§ GOAL
Convert every line of the material below into a JSON list of strings, with one string per line and blank lines omitted.

Element and region listings
Start

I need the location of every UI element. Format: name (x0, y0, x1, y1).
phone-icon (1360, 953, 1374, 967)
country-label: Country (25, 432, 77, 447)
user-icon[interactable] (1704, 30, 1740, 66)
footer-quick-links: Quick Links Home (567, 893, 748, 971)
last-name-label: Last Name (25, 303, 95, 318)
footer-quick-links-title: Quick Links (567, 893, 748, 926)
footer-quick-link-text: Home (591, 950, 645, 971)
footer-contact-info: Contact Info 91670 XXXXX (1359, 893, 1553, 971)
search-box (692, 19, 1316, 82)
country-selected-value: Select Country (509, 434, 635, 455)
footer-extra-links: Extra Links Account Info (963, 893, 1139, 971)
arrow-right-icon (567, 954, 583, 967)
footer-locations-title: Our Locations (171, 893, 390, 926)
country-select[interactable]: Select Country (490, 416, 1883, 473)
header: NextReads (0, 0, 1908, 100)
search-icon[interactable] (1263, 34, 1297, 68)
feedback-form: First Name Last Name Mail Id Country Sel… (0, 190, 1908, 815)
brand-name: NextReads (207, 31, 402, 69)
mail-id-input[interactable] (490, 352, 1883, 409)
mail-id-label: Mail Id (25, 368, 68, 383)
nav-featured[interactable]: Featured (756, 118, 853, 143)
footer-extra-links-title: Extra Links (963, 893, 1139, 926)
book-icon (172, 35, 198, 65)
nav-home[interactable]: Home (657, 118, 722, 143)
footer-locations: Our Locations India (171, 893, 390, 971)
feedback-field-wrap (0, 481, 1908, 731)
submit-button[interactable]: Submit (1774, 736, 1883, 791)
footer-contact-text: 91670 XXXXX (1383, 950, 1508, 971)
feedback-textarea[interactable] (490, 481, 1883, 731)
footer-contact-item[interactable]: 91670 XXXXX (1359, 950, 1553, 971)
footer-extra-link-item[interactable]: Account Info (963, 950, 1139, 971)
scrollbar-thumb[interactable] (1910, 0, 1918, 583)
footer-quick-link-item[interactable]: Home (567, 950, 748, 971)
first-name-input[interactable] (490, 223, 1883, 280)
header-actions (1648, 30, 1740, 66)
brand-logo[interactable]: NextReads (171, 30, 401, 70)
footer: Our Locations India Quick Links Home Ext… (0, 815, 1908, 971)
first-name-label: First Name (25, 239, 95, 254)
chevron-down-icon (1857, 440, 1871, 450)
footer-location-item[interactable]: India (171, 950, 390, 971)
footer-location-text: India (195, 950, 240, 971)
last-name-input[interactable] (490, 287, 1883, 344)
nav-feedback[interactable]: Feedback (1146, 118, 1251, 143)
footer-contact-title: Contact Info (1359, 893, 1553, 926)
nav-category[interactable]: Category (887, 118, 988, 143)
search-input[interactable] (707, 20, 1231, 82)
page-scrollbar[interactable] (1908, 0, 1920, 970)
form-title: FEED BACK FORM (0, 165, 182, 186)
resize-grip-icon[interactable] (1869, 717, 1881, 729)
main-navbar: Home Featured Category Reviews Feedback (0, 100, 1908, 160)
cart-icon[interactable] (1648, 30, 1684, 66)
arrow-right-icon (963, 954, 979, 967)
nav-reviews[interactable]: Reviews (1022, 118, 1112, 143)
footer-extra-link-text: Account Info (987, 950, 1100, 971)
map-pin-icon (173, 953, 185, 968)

End

§ TASK RESULT
[
  "I need the location of every UI element. Format: name (x0, y0, x1, y1).",
  "phone-icon (1360, 953, 1374, 967)",
  "country-label: Country (25, 432, 77, 447)",
  "user-icon[interactable] (1704, 30, 1740, 66)",
  "footer-quick-links: Quick Links Home (567, 893, 748, 971)",
  "last-name-label: Last Name (25, 303, 95, 318)",
  "footer-quick-links-title: Quick Links (567, 893, 748, 926)",
  "footer-quick-link-text: Home (591, 950, 645, 971)",
  "footer-contact-info: Contact Info 91670 XXXXX (1359, 893, 1553, 971)",
  "search-box (692, 19, 1316, 82)",
  "country-selected-value: Select Country (509, 434, 635, 455)",
  "footer-extra-links: Extra Links Account Info (963, 893, 1139, 971)",
  "arrow-right-icon (567, 954, 583, 967)",
  "footer-locations-title: Our Locations (171, 893, 390, 926)",
  "country-select[interactable]: Select Country (490, 416, 1883, 473)",
  "header: NextReads (0, 0, 1908, 100)",
  "search-icon[interactable] (1263, 34, 1297, 68)",
  "feedback-form: First Name Last Name Mail Id Country Sel… (0, 190, 1908, 815)",
  "brand-name: NextReads (207, 31, 402, 69)",
  "mail-id-input[interactable] (490, 352, 1883, 409)",
  "mail-id-label: Mail Id (25, 368, 68, 383)",
  "nav-featured[interactable]: Featured (756, 118, 853, 143)",
  "footer-extra-links-title: Extra Links (963, 893, 1139, 926)",
  "book-icon (172, 35, 198, 65)",
  "nav-home[interactable]: Home (657, 118, 722, 143)",
  "footer-locations: Our Locations India (171, 893, 390, 971)",
  "feedback-field-wrap (0, 481, 1908, 731)",
  "submit-button[interactable]: Submit (1774, 736, 1883, 791)",
  "footer-contact-text: 91670 XXXXX (1383, 950, 1508, 971)",
  "feedback-textarea[interactable] (490, 481, 1883, 731)",
  "footer-contact-item[interactable]: 91670 XXXXX (1359, 950, 1553, 971)",
  "footer-extra-link-item[interactable]: Account Info (963, 950, 1139, 971)",
  "scrollbar-thumb[interactable] (1910, 0, 1918, 583)",
  "footer-quick-link-item[interactable]: Home (567, 950, 748, 971)",
  "first-name-input[interactable] (490, 223, 1883, 280)",
  "header-actions (1648, 30, 1740, 66)",
  "brand-logo[interactable]: NextReads (171, 30, 401, 70)",
  "footer: Our Locations India Quick Links Home Ext… (0, 815, 1908, 971)",
  "first-name-label: First Name (25, 239, 95, 254)",
  "chevron-down-icon (1857, 440, 1871, 450)",
  "footer-location-item[interactable]: India (171, 950, 390, 971)",
  "footer-location-text: India (195, 950, 240, 971)",
  "last-name-input[interactable] (490, 287, 1883, 344)",
  "nav-feedback[interactable]: Feedback (1146, 118, 1251, 143)",
  "footer-contact-title: Contact Info (1359, 893, 1553, 926)",
  "nav-category[interactable]: Category (887, 118, 988, 143)",
  "search-input[interactable] (707, 20, 1231, 82)",
  "page-scrollbar[interactable] (1908, 0, 1920, 970)",
  "form-title: FEED BACK FORM (0, 165, 182, 186)",
  "resize-grip-icon[interactable] (1869, 717, 1881, 729)",
  "main-navbar: Home Featured Category Reviews Feedback (0, 100, 1908, 160)",
  "cart-icon[interactable] (1648, 30, 1684, 66)",
  "arrow-right-icon (963, 954, 979, 967)",
  "nav-reviews[interactable]: Reviews (1022, 118, 1112, 143)",
  "footer-extra-link-text: Account Info (987, 950, 1100, 971)",
  "map-pin-icon (173, 953, 185, 968)"
]